* _Short problem_: Without the pictures, set down the records below word for word.

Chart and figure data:

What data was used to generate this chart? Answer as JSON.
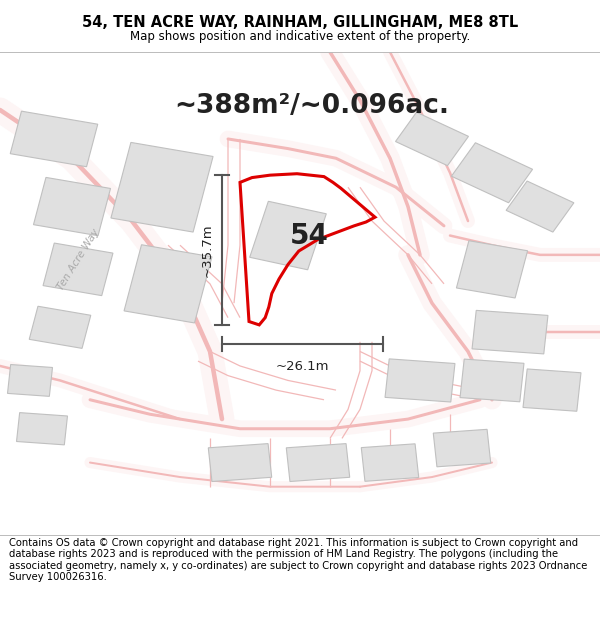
{
  "title_line1": "54, TEN ACRE WAY, RAINHAM, GILLINGHAM, ME8 8TL",
  "title_line2": "Map shows position and indicative extent of the property.",
  "area_text": "~388m²/~0.096ac.",
  "height_label": "~35.7m",
  "width_label": "~26.1m",
  "plot_number": "54",
  "footer_text": "Contains OS data © Crown copyright and database right 2021. This information is subject to Crown copyright and database rights 2023 and is reproduced with the permission of HM Land Registry. The polygons (including the associated geometry, namely x, y co-ordinates) are subject to Crown copyright and database rights 2023 Ordnance Survey 100026316.",
  "road_color": "#f2b8b8",
  "road_fill": "#f9f0f0",
  "building_color": "#e0e0e0",
  "building_edge": "#c0c0c0",
  "plot_color": "#dd0000",
  "dim_color": "#555555",
  "road_label": "Ten Acre Way",
  "title_fontsize": 10.5,
  "subtitle_fontsize": 8.5,
  "area_fontsize": 19,
  "label_fontsize": 9.5,
  "plot_num_fontsize": 20,
  "footer_fontsize": 7.2,
  "map_bg": "#fafafa",
  "footer_bg": "#ffffff",
  "title_bg": "#ffffff"
}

* _Result of the exercise_:
What data was used to generate this chart? Answer as JSON.
{
  "title_line1": "54, TEN ACRE WAY, RAINHAM, GILLINGHAM, ME8 8TL",
  "title_line2": "Map shows position and indicative extent of the property.",
  "area_text": "~388m²/~0.096ac.",
  "height_label": "~35.7m",
  "width_label": "~26.1m",
  "plot_number": "54",
  "footer_text": "Contains OS data © Crown copyright and database right 2021. This information is subject to Crown copyright and database rights 2023 and is reproduced with the permission of HM Land Registry. The polygons (including the associated geometry, namely x, y co-ordinates) are subject to Crown copyright and database rights 2023 Ordnance Survey 100026316.",
  "road_color": "#f2b8b8",
  "road_fill": "#f9f0f0",
  "building_color": "#e0e0e0",
  "building_edge": "#c0c0c0",
  "plot_color": "#dd0000",
  "dim_color": "#555555",
  "road_label": "Ten Acre Way",
  "title_fontsize": 10.5,
  "subtitle_fontsize": 8.5,
  "area_fontsize": 19,
  "label_fontsize": 9.5,
  "plot_num_fontsize": 20,
  "footer_fontsize": 7.2,
  "map_bg": "#fafafa",
  "footer_bg": "#ffffff",
  "title_bg": "#ffffff"
}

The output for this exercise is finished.